Return the material word for word. Do not include pictures.
Start DATASET EXTRACT
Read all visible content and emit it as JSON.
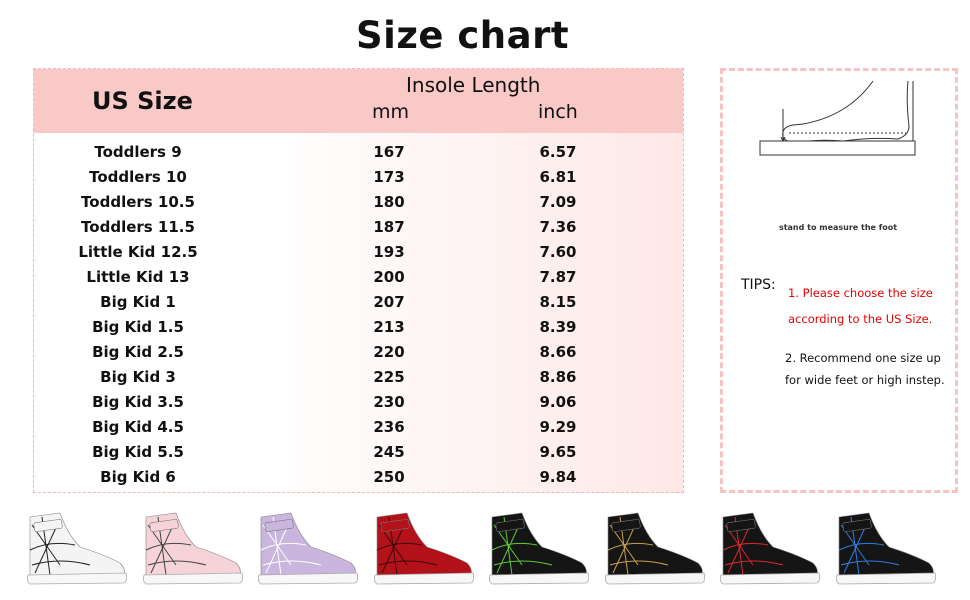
{
  "title": "Size chart",
  "table": {
    "headers": {
      "us_size": "US Size",
      "insole_length": "Insole Length",
      "mm": "mm",
      "inch": "inch"
    },
    "rows": [
      [
        "Toddlers 9",
        "167",
        "6.57"
      ],
      [
        "Toddlers 10",
        "173",
        "6.81"
      ],
      [
        "Toddlers 10.5",
        "180",
        "7.09"
      ],
      [
        "Toddlers 11.5",
        "187",
        "7.36"
      ],
      [
        "Little Kid 12.5",
        "193",
        "7.60"
      ],
      [
        "Little Kid 13",
        "200",
        "7.87"
      ],
      [
        "Big Kid 1",
        "207",
        "8.15"
      ],
      [
        "Big Kid 1.5",
        "213",
        "8.39"
      ],
      [
        "Big Kid 2.5",
        "220",
        "8.66"
      ],
      [
        "Big Kid 3",
        "225",
        "8.86"
      ],
      [
        "Big Kid 3.5",
        "230",
        "9.06"
      ],
      [
        "Big Kid 4.5",
        "236",
        "9.29"
      ],
      [
        "Big Kid 5.5",
        "245",
        "9.65"
      ],
      [
        "Big Kid 6",
        "250",
        "9.84"
      ]
    ]
  },
  "panel": {
    "caption": "stand to measure the foot",
    "tips_label": "TIPS:",
    "tip1_line1": "1. Please choose the size",
    "tip1_line2": "according to the US Size.",
    "tip2": "2. Recommend one size up for wide feet or high instep."
  },
  "colors": {
    "header_bg": "#f8c9c6",
    "border": "#f2b8b6",
    "tip_red": "#e60000"
  },
  "shoes": [
    {
      "upper": "#f4f4f4",
      "web": "#222222"
    },
    {
      "upper": "#f6d3d8",
      "web": "#444444"
    },
    {
      "upper": "#c9b5de",
      "web": "#ffffff"
    },
    {
      "upper": "#b3121b",
      "web": "#3a0a0a"
    },
    {
      "upper": "#151515",
      "web": "#5fc93a"
    },
    {
      "upper": "#151515",
      "web": "#c9a04a"
    },
    {
      "upper": "#151515",
      "web": "#e0262b"
    },
    {
      "upper": "#151515",
      "web": "#2f7de0"
    }
  ]
}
End DATASET EXTRACT
TASK OUTPUT –
Read all visible content and emit it as JSON.
{
  "title": "Size chart",
  "table": {
    "headers": {
      "us_size": "US Size",
      "insole_length": "Insole Length",
      "mm": "mm",
      "inch": "inch"
    },
    "rows": [
      [
        "Toddlers 9",
        "167",
        "6.57"
      ],
      [
        "Toddlers 10",
        "173",
        "6.81"
      ],
      [
        "Toddlers 10.5",
        "180",
        "7.09"
      ],
      [
        "Toddlers 11.5",
        "187",
        "7.36"
      ],
      [
        "Little Kid 12.5",
        "193",
        "7.60"
      ],
      [
        "Little Kid 13",
        "200",
        "7.87"
      ],
      [
        "Big Kid 1",
        "207",
        "8.15"
      ],
      [
        "Big Kid 1.5",
        "213",
        "8.39"
      ],
      [
        "Big Kid 2.5",
        "220",
        "8.66"
      ],
      [
        "Big Kid 3",
        "225",
        "8.86"
      ],
      [
        "Big Kid 3.5",
        "230",
        "9.06"
      ],
      [
        "Big Kid 4.5",
        "236",
        "9.29"
      ],
      [
        "Big Kid 5.5",
        "245",
        "9.65"
      ],
      [
        "Big Kid 6",
        "250",
        "9.84"
      ]
    ]
  },
  "panel": {
    "caption": "stand to measure the foot",
    "tips_label": "TIPS:",
    "tip1_line1": "1. Please choose the size",
    "tip1_line2": "according to the US Size.",
    "tip2": "2. Recommend one size up for wide feet or high instep."
  },
  "colors": {
    "header_bg": "#f8c9c6",
    "border": "#f2b8b6",
    "tip_red": "#e60000"
  },
  "shoes": [
    {
      "upper": "#f4f4f4",
      "web": "#222222"
    },
    {
      "upper": "#f6d3d8",
      "web": "#444444"
    },
    {
      "upper": "#c9b5de",
      "web": "#ffffff"
    },
    {
      "upper": "#b3121b",
      "web": "#3a0a0a"
    },
    {
      "upper": "#151515",
      "web": "#5fc93a"
    },
    {
      "upper": "#151515",
      "web": "#c9a04a"
    },
    {
      "upper": "#151515",
      "web": "#e0262b"
    },
    {
      "upper": "#151515",
      "web": "#2f7de0"
    }
  ]
}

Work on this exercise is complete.